For each line in the data below that holds "high", return a copy.

▶

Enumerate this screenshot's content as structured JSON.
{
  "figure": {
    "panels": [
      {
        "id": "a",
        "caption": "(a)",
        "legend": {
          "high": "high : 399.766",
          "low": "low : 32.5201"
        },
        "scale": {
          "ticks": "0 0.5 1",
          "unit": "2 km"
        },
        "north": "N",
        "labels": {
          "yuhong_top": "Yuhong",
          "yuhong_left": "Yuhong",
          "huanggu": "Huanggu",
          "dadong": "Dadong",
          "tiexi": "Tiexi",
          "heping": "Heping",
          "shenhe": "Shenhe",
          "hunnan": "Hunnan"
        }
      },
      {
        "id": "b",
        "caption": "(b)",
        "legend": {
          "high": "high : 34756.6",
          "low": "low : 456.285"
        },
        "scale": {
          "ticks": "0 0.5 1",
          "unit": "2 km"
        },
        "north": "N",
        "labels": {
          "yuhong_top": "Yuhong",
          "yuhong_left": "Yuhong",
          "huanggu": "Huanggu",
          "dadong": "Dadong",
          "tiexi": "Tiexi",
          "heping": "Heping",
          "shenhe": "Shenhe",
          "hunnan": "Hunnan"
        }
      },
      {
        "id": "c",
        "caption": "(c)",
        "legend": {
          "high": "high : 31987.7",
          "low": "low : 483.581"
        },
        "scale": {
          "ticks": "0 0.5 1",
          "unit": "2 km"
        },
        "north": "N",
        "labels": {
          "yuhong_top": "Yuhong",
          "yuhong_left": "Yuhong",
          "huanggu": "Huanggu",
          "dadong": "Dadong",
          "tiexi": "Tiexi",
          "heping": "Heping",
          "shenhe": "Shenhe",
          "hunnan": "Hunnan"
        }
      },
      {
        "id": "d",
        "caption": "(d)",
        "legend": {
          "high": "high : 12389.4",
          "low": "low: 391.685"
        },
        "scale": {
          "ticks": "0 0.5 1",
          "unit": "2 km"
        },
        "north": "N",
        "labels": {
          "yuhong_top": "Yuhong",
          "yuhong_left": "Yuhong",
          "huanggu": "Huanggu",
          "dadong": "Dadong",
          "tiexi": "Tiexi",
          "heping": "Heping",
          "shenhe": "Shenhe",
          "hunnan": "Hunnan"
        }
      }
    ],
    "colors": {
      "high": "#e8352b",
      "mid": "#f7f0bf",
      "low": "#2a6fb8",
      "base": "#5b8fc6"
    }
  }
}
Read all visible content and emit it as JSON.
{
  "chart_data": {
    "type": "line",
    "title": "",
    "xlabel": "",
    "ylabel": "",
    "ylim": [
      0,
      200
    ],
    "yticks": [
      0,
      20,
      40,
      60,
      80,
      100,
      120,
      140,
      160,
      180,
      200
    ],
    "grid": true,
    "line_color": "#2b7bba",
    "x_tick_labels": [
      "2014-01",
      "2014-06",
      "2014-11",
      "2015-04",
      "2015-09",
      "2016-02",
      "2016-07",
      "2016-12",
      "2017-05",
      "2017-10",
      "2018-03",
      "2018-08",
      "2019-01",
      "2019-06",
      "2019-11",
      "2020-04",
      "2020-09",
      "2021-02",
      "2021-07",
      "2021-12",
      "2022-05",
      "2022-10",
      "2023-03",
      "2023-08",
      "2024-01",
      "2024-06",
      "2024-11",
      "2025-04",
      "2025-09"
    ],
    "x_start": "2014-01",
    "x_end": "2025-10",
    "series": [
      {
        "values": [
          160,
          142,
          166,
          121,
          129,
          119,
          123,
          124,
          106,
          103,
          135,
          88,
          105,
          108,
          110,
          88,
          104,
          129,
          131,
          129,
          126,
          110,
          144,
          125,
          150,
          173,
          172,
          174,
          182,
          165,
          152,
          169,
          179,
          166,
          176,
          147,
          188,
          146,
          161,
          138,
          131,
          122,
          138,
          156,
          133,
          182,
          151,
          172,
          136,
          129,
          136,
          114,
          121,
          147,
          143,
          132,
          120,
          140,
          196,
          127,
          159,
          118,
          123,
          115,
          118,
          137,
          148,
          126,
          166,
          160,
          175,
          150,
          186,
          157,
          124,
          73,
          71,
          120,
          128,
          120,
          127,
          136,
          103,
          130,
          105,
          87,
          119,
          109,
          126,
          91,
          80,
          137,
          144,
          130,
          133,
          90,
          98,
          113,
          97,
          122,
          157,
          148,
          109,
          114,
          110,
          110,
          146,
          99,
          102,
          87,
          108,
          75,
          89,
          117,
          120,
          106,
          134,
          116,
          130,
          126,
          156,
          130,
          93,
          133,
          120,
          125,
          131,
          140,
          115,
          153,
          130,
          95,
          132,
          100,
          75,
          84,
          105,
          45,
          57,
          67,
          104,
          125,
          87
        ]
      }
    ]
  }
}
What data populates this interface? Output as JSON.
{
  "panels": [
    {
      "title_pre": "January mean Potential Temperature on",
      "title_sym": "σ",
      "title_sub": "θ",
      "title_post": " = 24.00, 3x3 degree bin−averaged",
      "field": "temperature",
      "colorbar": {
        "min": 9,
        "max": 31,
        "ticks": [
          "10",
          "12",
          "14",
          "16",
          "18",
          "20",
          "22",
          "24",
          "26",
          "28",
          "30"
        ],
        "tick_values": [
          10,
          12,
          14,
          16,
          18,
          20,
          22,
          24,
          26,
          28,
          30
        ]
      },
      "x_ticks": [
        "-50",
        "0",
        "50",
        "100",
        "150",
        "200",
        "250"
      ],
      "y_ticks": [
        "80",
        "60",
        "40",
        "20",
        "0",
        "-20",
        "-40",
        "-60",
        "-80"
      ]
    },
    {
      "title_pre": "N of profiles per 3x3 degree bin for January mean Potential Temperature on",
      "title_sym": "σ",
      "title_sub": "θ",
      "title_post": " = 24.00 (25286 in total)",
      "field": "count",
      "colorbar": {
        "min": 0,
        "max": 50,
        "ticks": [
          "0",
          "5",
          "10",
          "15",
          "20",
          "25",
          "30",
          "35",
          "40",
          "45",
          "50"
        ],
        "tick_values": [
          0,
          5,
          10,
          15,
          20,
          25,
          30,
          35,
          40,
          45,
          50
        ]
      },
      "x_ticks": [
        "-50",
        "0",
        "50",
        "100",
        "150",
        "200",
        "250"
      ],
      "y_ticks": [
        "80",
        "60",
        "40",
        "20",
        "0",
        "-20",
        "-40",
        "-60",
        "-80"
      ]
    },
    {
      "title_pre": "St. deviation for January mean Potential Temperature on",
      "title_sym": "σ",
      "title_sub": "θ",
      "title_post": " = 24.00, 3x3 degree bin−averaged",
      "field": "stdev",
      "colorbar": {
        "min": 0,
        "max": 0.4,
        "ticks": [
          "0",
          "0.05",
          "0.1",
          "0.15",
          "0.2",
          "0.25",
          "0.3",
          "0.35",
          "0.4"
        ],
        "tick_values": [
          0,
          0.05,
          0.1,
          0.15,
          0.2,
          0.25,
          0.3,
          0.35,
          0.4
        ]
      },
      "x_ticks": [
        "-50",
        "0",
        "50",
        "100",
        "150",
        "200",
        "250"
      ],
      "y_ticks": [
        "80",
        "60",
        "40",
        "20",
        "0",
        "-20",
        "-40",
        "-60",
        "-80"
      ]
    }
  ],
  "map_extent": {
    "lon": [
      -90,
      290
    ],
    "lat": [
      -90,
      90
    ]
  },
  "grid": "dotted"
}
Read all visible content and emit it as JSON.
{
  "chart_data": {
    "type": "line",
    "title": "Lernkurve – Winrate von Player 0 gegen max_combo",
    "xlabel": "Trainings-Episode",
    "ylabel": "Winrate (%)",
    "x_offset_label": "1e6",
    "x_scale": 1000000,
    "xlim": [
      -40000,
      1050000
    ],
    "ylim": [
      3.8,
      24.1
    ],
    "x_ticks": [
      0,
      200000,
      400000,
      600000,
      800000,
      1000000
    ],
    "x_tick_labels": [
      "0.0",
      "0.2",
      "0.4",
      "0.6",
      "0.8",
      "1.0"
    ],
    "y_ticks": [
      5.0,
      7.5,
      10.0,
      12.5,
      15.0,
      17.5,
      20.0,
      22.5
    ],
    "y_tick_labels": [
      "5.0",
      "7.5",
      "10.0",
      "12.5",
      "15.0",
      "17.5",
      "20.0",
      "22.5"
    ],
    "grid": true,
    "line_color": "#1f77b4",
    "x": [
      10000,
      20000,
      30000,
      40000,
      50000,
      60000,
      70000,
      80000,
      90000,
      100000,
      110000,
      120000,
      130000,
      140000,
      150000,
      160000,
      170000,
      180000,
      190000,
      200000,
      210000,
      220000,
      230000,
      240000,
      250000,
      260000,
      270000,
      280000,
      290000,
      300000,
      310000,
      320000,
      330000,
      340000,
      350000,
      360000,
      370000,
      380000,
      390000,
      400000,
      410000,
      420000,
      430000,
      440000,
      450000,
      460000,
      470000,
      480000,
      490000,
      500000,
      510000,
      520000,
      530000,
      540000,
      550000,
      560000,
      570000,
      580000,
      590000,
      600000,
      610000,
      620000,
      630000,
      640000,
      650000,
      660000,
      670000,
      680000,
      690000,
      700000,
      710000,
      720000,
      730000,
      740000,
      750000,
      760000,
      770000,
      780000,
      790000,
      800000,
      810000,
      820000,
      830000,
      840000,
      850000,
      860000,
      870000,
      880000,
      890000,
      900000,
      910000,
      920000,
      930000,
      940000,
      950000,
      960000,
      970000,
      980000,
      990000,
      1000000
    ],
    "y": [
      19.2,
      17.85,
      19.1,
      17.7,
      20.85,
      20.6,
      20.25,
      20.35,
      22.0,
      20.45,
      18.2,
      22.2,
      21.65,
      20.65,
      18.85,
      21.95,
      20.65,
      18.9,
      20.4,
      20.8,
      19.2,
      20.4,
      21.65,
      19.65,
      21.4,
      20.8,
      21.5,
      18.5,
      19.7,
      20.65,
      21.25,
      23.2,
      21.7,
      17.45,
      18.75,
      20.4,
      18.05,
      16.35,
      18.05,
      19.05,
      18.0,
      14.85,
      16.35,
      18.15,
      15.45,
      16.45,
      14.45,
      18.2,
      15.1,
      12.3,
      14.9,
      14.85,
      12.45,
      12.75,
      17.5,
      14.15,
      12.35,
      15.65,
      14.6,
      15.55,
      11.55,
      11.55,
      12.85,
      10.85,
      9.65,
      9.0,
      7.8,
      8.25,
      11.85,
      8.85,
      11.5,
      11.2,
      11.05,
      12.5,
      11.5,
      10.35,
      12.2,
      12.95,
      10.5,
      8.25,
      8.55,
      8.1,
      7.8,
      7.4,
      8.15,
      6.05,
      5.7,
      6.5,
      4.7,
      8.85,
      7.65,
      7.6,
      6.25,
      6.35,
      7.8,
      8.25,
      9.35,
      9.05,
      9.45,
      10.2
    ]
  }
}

◀

:: Full response ::
          "high": "high : 399.766",
          "high": "high : 34756.6",
          "high": "high : 31987.7",
          "high": "high : 12389.4",
      "high": "#e8352b",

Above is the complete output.